Problem to work on:
Can you give all the records again without altering a single character?

### Excerpted data

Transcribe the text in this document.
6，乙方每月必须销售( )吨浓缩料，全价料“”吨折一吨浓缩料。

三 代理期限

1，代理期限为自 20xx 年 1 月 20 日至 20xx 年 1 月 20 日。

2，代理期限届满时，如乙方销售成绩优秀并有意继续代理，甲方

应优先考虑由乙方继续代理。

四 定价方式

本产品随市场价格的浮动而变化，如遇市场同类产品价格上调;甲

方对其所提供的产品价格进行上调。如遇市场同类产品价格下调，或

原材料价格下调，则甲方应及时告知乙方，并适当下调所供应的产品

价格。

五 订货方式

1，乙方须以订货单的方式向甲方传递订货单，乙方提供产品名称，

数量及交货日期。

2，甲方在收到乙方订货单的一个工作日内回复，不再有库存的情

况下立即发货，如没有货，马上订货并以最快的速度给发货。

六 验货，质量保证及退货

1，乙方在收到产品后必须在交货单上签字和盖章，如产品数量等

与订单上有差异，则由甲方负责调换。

######

Solution to the exercise:
Transcribe the text in this document.
6，乙方每月必须销售( )吨浓缩料，全价料“”吨折一吨浓缩料。

三 代理期限

1，代理期限为自 20xx 年 1 月 20 日至 20xx 年 1 月 20 日。

2，代理期限届满时，如乙方销售成绩优秀并有意继续代理，甲方

应优先考虑由乙方继续代理。

四 定价方式

本产品随市场价格的浮动而变化，如遇市场同类产品价格上调;甲

方对其所提供的产品价格进行上调。如遇市场同类产品价格下调，或

原材料价格下调，则甲方应及时告知乙方，并适当下调所供应的产品

价格。

五 订货方式

1，乙方须以订货单的方式向甲方传递订货单，乙方提供产品名称，

数量及交货日期。

2，甲方在收到乙方订货单的一个工作日内回复，不再有库存的情

况下立即发货，如没有货，马上订货并以最快的速度给发货。

六 验货，质量保证及退货

1，乙方在收到产品后必须在交货单上签字和盖章，如产品数量等

与订单上有差异，则由甲方负责调换。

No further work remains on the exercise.